_EXTRACTED MATERIAL:_
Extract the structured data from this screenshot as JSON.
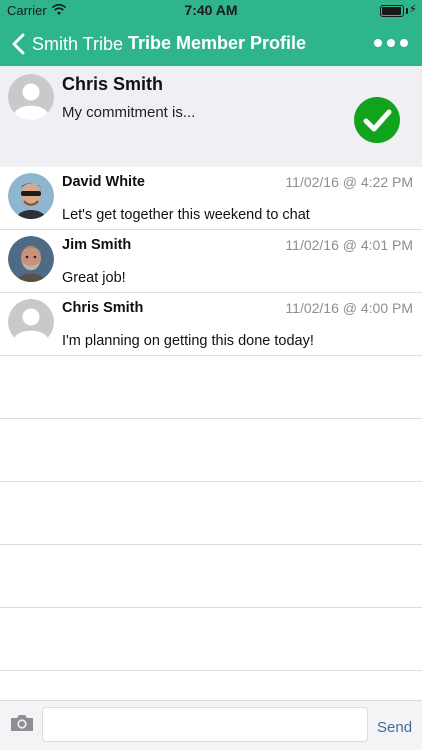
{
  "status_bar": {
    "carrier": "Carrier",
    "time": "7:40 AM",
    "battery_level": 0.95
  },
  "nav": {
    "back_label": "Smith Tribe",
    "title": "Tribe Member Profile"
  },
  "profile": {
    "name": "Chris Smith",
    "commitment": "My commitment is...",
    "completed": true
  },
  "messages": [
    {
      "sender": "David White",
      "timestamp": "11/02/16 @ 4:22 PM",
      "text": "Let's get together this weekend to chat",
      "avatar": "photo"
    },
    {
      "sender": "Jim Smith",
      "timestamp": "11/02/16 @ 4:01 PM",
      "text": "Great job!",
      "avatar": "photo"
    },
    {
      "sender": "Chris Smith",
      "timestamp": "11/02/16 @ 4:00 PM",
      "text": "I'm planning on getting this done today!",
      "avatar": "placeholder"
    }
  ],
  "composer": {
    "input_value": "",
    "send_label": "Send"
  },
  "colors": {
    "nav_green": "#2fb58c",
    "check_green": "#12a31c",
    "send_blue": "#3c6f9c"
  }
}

_DIRECTION:_ Copy the records above exactly. The pictures are not part of the copy.

_CORRECT OUTPUT:_
Extract the structured data from this screenshot as JSON.
{
  "status_bar": {
    "carrier": "Carrier",
    "time": "7:40 AM",
    "battery_level": 0.95
  },
  "nav": {
    "back_label": "Smith Tribe",
    "title": "Tribe Member Profile"
  },
  "profile": {
    "name": "Chris Smith",
    "commitment": "My commitment is...",
    "completed": true
  },
  "messages": [
    {
      "sender": "David White",
      "timestamp": "11/02/16 @ 4:22 PM",
      "text": "Let's get together this weekend to chat",
      "avatar": "photo"
    },
    {
      "sender": "Jim Smith",
      "timestamp": "11/02/16 @ 4:01 PM",
      "text": "Great job!",
      "avatar": "photo"
    },
    {
      "sender": "Chris Smith",
      "timestamp": "11/02/16 @ 4:00 PM",
      "text": "I'm planning on getting this done today!",
      "avatar": "placeholder"
    }
  ],
  "composer": {
    "input_value": "",
    "send_label": "Send"
  },
  "colors": {
    "nav_green": "#2fb58c",
    "check_green": "#12a31c",
    "send_blue": "#3c6f9c"
  }
}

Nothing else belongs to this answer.